-- Required work --
Count how many lines in the records below contain the word "Sleepiness". Reply with that number only.

-- Data rows --
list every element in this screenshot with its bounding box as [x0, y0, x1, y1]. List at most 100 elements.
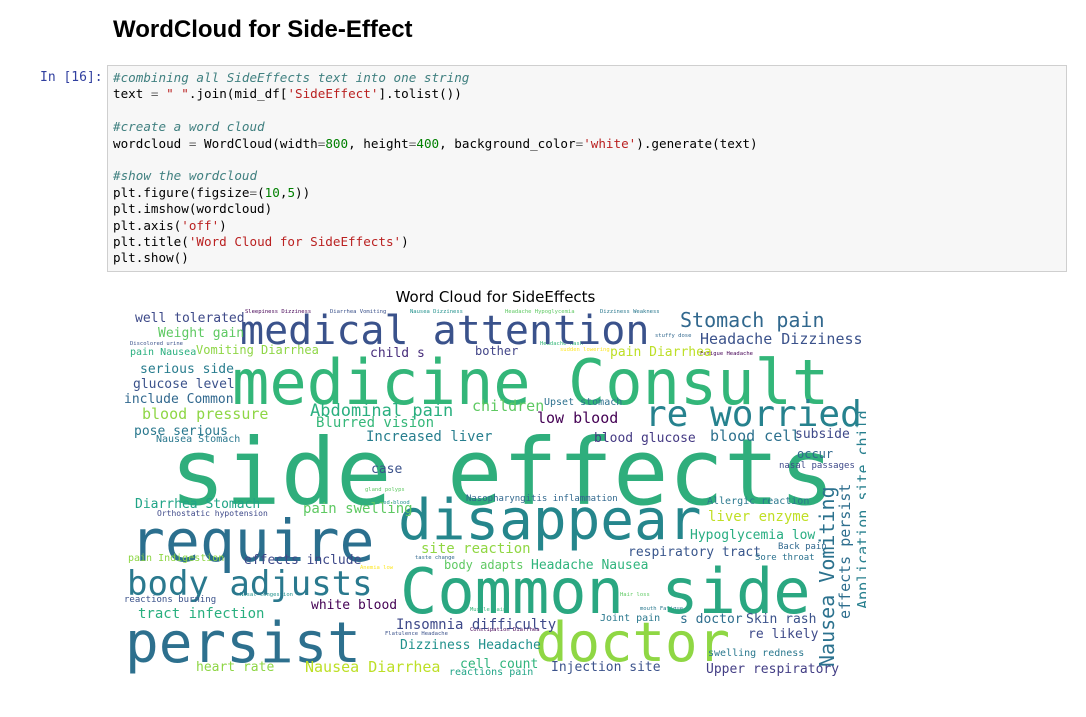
output-figure: Word Cloud for SideEffects Sleepiness Di…: [118, 285, 868, 685]
cloud-word: Increased liver: [366, 429, 492, 445]
code-token: text: [113, 86, 151, 102]
cloud-word: Headache Nausea: [531, 558, 648, 573]
filler-word: Dizziness Weakness: [600, 309, 660, 315]
cloud-word: blood glucose: [594, 431, 696, 446]
cloud-word: blood cell: [710, 427, 800, 445]
cloud-word: pain Diarrhea: [610, 345, 712, 360]
code-token: 'white': [583, 135, 637, 151]
filler-word: Flatulence Headache: [385, 631, 448, 637]
cloud-word: Headache Dizziness: [700, 330, 863, 348]
filler-word: Fatigue Headache: [700, 351, 753, 357]
cloud-word: pain Indigestion: [128, 553, 224, 564]
filler-word: Anemia low: [360, 565, 394, 571]
cloud-word: case: [371, 462, 402, 477]
code-cell[interactable]: #combining all SideEffects text into one…: [107, 65, 1067, 272]
cloud-word: pain swelling: [303, 501, 413, 517]
cloud-word: occur: [797, 447, 833, 461]
cloud-word: Nasopharyngitis inflammation: [466, 494, 618, 504]
cloud-word: include Common: [124, 392, 234, 407]
code-token: WordCloud(width: [196, 135, 318, 151]
code-token: =: [249, 184, 258, 200]
code-token: plt.title(: [113, 233, 189, 249]
cloud-word: Application site child: [854, 410, 866, 609]
cloud-word: Weight gain: [158, 326, 244, 341]
code-line: plt.show(): [113, 250, 1066, 266]
code-line: #show the wordcloud: [113, 168, 1066, 184]
code-token: 10: [264, 184, 280, 200]
cell-prompt: In [16]:: [40, 70, 103, 85]
cloud-word: effects persist: [836, 484, 854, 619]
word-cloud-image: Sleepiness Dizziness Diarrhea Vomiting Nau…: [124, 308, 866, 678]
code-token: =: [575, 135, 584, 151]
code-token: #combining all SideEffects text into one…: [113, 70, 470, 85]
code-line: [113, 152, 1066, 168]
code-token: 'Word Cloud for SideEffects': [188, 233, 402, 249]
cloud-word: white blood: [311, 598, 397, 613]
cloud-word: Insomnia difficulty: [396, 617, 556, 633]
filler-word: Nasal congestion: [240, 592, 293, 598]
cloud-word: children: [472, 397, 544, 415]
filler-word: Discolored urine: [130, 341, 183, 347]
code-token: 5: [287, 184, 296, 200]
cloud-word: medical attention: [240, 308, 649, 354]
cloud-word: Upper respiratory: [706, 662, 839, 677]
cloud-word: side effects: [170, 419, 835, 526]
filler-word: Diarrhea Vomiting: [330, 309, 386, 315]
cloud-word: low blood: [537, 409, 618, 427]
code-token: ).generate(text): [636, 135, 758, 151]
code-token: , background_color: [439, 135, 576, 151]
filler-word: Hair loss: [620, 592, 650, 598]
cloud-word: bother: [475, 344, 518, 358]
cloud-word: Diarrhea Stomach: [135, 497, 260, 512]
filler-word: Muscle pain: [470, 607, 506, 613]
cloud-word: Nausea Diarrhea: [305, 658, 440, 676]
code-token: plt.imshow(wordcloud): [113, 201, 273, 217]
cloud-word: re likely: [748, 627, 819, 642]
cloud-word: Skin rash: [746, 612, 816, 627]
code-token: #create a word cloud: [113, 119, 265, 135]
cloud-word: medicine Consult: [232, 346, 829, 419]
code-token: =: [188, 135, 197, 151]
cloud-word: Blurred vision: [316, 415, 434, 431]
cloud-word: nasal passages: [779, 461, 855, 471]
cloud-word: Abdominal pain: [310, 401, 453, 421]
cloud-word: reactions pain: [449, 667, 533, 678]
filler-word: sudden lowering: [560, 347, 610, 353]
code-token: wordcloud: [113, 135, 189, 151]
code-line: plt.figure(figsize=(10,5)): [113, 185, 1066, 201]
code-token: 'off': [181, 217, 220, 233]
code-token: plt.figure(figsize: [113, 184, 250, 200]
code-line: wordcloud = WordCloud(width=800, height=…: [113, 136, 1066, 152]
cloud-word: Orthostatic hypotension: [157, 509, 268, 518]
figure-title: Word Cloud for SideEffects: [395, 288, 596, 306]
cloud-word: Common side: [400, 555, 811, 628]
code-token: 'SideEffect': [287, 86, 379, 102]
cloud-word: Injection site: [551, 660, 661, 675]
cloud-word: serious side: [140, 362, 234, 377]
cloud-word: Dizziness Headache: [400, 638, 541, 653]
code-token: " ": [166, 86, 189, 102]
cloud-word: s doctor: [680, 612, 743, 627]
cloud-word: Joint pain: [600, 613, 660, 624]
cloud-word: Back pain: [778, 542, 827, 552]
filler-word: Decreased blood: [360, 500, 410, 506]
filler-word: taste change: [415, 555, 455, 561]
filler-word: Headache Rash: [540, 341, 583, 347]
filler-word: Headache Hypoglycemia: [505, 309, 575, 315]
cloud-word: require: [130, 507, 374, 575]
cloud-word: re worried: [645, 394, 862, 435]
cloud-word: subside: [795, 427, 850, 442]
cloud-word: Upset stomach: [544, 397, 622, 408]
code-line: plt.axis('off'): [113, 218, 1066, 234]
cloud-word: site reaction: [421, 541, 531, 557]
cloud-word: blood pressure: [142, 405, 268, 423]
code-token: 400: [416, 135, 440, 151]
cloud-word: Nausea Vomiting: [815, 486, 839, 667]
code-token: )): [295, 184, 311, 200]
cloud-word: doctor: [535, 611, 730, 674]
code-token: [159, 86, 167, 101]
code-editor[interactable]: #combining all SideEffects text into one…: [113, 70, 1066, 267]
cloud-word: Nausea Stomach: [156, 434, 240, 445]
cloud-word: persist: [125, 611, 361, 676]
cloud-word: reactions burning: [124, 595, 216, 605]
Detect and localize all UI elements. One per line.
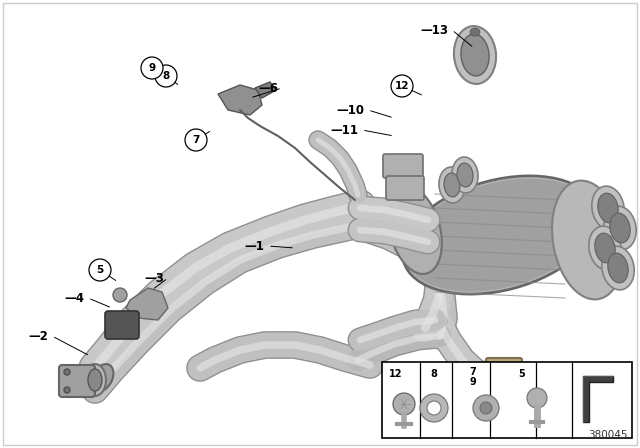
Ellipse shape	[90, 364, 113, 392]
Bar	[382, 362, 632, 438]
Polygon shape	[255, 82, 276, 98]
Circle shape	[113, 288, 127, 302]
Text: 8: 8	[163, 71, 170, 81]
Ellipse shape	[454, 26, 496, 84]
Text: —4: —4	[64, 292, 84, 305]
Circle shape	[480, 402, 492, 414]
Text: 12: 12	[389, 369, 403, 379]
Text: 380045: 380045	[589, 430, 628, 440]
Text: 5: 5	[97, 265, 104, 275]
Ellipse shape	[444, 173, 460, 197]
Text: 7: 7	[192, 135, 200, 145]
FancyBboxPatch shape	[386, 176, 424, 200]
Ellipse shape	[595, 233, 615, 263]
Text: 8: 8	[431, 369, 437, 379]
Ellipse shape	[589, 226, 621, 270]
Ellipse shape	[470, 28, 480, 36]
FancyBboxPatch shape	[486, 358, 522, 390]
Circle shape	[185, 129, 207, 151]
Ellipse shape	[461, 34, 489, 76]
Circle shape	[141, 57, 163, 79]
Ellipse shape	[552, 181, 624, 299]
Circle shape	[155, 65, 177, 87]
Circle shape	[64, 369, 70, 375]
Text: —11: —11	[330, 124, 358, 137]
Ellipse shape	[388, 186, 442, 274]
Circle shape	[527, 388, 547, 408]
Circle shape	[89, 259, 111, 281]
Circle shape	[427, 401, 441, 415]
Ellipse shape	[88, 369, 102, 391]
Text: —6: —6	[258, 82, 278, 95]
FancyBboxPatch shape	[383, 154, 423, 178]
Text: —10: —10	[336, 103, 364, 116]
Ellipse shape	[439, 167, 465, 203]
Polygon shape	[126, 288, 168, 320]
FancyBboxPatch shape	[59, 365, 95, 397]
Text: 9: 9	[148, 63, 156, 73]
Text: —3: —3	[144, 271, 164, 284]
Circle shape	[64, 387, 70, 393]
Ellipse shape	[602, 246, 634, 290]
Circle shape	[391, 75, 413, 97]
Circle shape	[420, 394, 448, 422]
Circle shape	[473, 395, 499, 421]
Text: 5: 5	[518, 369, 525, 379]
FancyBboxPatch shape	[105, 311, 139, 339]
Circle shape	[393, 393, 415, 415]
Polygon shape	[218, 85, 262, 115]
Text: 9: 9	[470, 377, 476, 387]
Ellipse shape	[457, 163, 473, 187]
Ellipse shape	[610, 213, 630, 243]
Polygon shape	[583, 376, 613, 422]
Ellipse shape	[592, 186, 624, 230]
Text: 12: 12	[395, 81, 409, 91]
Ellipse shape	[604, 206, 636, 250]
Ellipse shape	[608, 253, 628, 283]
Text: —13: —13	[420, 23, 448, 36]
Ellipse shape	[403, 176, 598, 294]
Ellipse shape	[452, 157, 478, 193]
Ellipse shape	[84, 364, 106, 396]
Text: —1: —1	[244, 240, 264, 253]
Text: 7: 7	[470, 367, 476, 377]
Ellipse shape	[598, 193, 618, 223]
Text: —2: —2	[28, 329, 48, 343]
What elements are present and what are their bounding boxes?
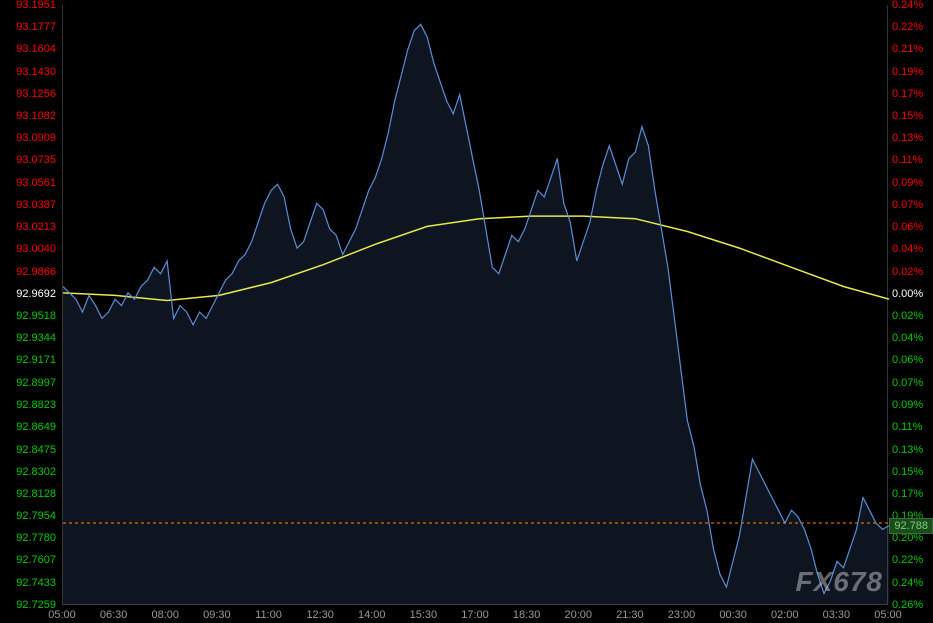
y-tick-left: 92.9866 — [16, 266, 56, 278]
x-tick: 12:30 — [306, 609, 334, 621]
y-tick-right: 0.24% — [892, 577, 923, 589]
y-tick-left: 93.0561 — [16, 177, 56, 189]
y-tick-left: 93.1430 — [16, 66, 56, 78]
chart-container: 93.1951 93.1777 93.1604 93.1430 93.1256 93.10… — [0, 0, 933, 623]
x-tick: 09:30 — [203, 609, 231, 621]
x-tick: 08:00 — [151, 609, 179, 621]
y-tick-right: 0.04% — [892, 332, 923, 344]
y-tick-right: 0.24% — [892, 0, 923, 11]
y-tick-left: 93.1777 — [16, 21, 56, 33]
y-tick-left: 92.8475 — [16, 444, 56, 456]
y-tick-left: 93.0909 — [16, 132, 56, 144]
y-tick-left: 93.0387 — [16, 199, 56, 211]
x-tick: 14:00 — [358, 609, 386, 621]
y-tick-left: 93.1082 — [16, 110, 56, 122]
y-tick-left: 92.7607 — [16, 554, 56, 566]
x-tick: 11:00 — [255, 609, 282, 621]
y-tick-left: 92.9518 — [16, 310, 56, 322]
y-tick-right: 0.15% — [892, 466, 923, 478]
y-tick-left: 92.7780 — [16, 532, 56, 544]
y-tick-left: 93.1951 — [16, 0, 56, 11]
x-tick: 20:00 — [564, 609, 592, 621]
x-tick: 05:00 — [874, 609, 902, 621]
y-tick-left: 93.1256 — [16, 88, 56, 100]
y-tick-right: 0.07% — [892, 199, 923, 211]
y-tick-right: 0.06% — [892, 354, 923, 366]
y-tick-right: 0.04% — [892, 243, 923, 255]
x-tick: 17:00 — [461, 609, 489, 621]
y-tick-left: 92.8997 — [16, 377, 56, 389]
y-tick-right: 0.19% — [892, 66, 923, 78]
y-tick-right: 0.22% — [892, 554, 923, 566]
y-tick-right: 0.13% — [892, 444, 923, 456]
y-tick-right: 0.09% — [892, 399, 923, 411]
y-tick-left: 93.0735 — [16, 154, 56, 166]
y-tick-left: 92.9171 — [16, 354, 56, 366]
watermark: FX678 — [796, 566, 884, 598]
x-tick: 18:30 — [513, 609, 541, 621]
y-tick-right: 0.21% — [892, 43, 923, 55]
y-tick-left: 92.8823 — [16, 399, 56, 411]
y-tick-right: 0.15% — [892, 110, 923, 122]
x-tick: 06:30 — [100, 609, 128, 621]
y-tick-right: 0.17% — [892, 488, 923, 500]
y-tick-right: 0.00% — [892, 288, 923, 300]
y-tick-right: 0.02% — [892, 310, 923, 322]
y-tick-right: 0.09% — [892, 177, 923, 189]
x-tick: 02:00 — [771, 609, 799, 621]
x-tick: 03:30 — [823, 609, 851, 621]
y-tick-right: 0.22% — [892, 21, 923, 33]
y-tick-right: 0.17% — [892, 88, 923, 100]
y-tick-left: 92.9692 — [16, 288, 56, 300]
y-tick-right: 0.11% — [892, 421, 922, 433]
y-tick-left: 93.0040 — [16, 243, 56, 255]
y-tick-left: 93.1604 — [16, 43, 56, 55]
y-tick-right: 0.13% — [892, 132, 923, 144]
x-tick: 23:00 — [668, 609, 696, 621]
x-tick: 21:30 — [616, 609, 644, 621]
current-price-badge: 92.788 — [889, 518, 933, 534]
y-tick-left: 92.7954 — [16, 510, 56, 522]
y-tick-left: 92.8302 — [16, 466, 56, 478]
y-tick-right: 0.11% — [892, 154, 922, 166]
y-tick-left: 92.8128 — [16, 488, 56, 500]
chart-svg — [63, 5, 889, 605]
y-tick-right: 0.02% — [892, 266, 923, 278]
y-tick-right: 0.07% — [892, 377, 923, 389]
y-tick-left: 92.9344 — [16, 332, 56, 344]
y-tick-right: 0.06% — [892, 221, 923, 233]
y-tick-left: 92.7433 — [16, 577, 56, 589]
x-tick: 00:30 — [719, 609, 747, 621]
y-tick-right: 0.20% — [892, 532, 923, 544]
price-area — [63, 24, 889, 605]
y-tick-left: 93.0213 — [16, 221, 56, 233]
y-tick-left: 92.8649 — [16, 421, 56, 433]
x-axis: 05:0006:3008:0009:3011:0012:3014:0015:30… — [62, 605, 888, 621]
x-tick: 05:00 — [48, 609, 76, 621]
x-tick: 15:30 — [410, 609, 438, 621]
plot-area — [62, 5, 888, 605]
y-axis-left: 93.1951 93.1777 93.1604 93.1430 93.1256 93.10… — [0, 0, 60, 610]
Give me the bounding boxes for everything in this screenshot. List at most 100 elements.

-- Finished exercise --
2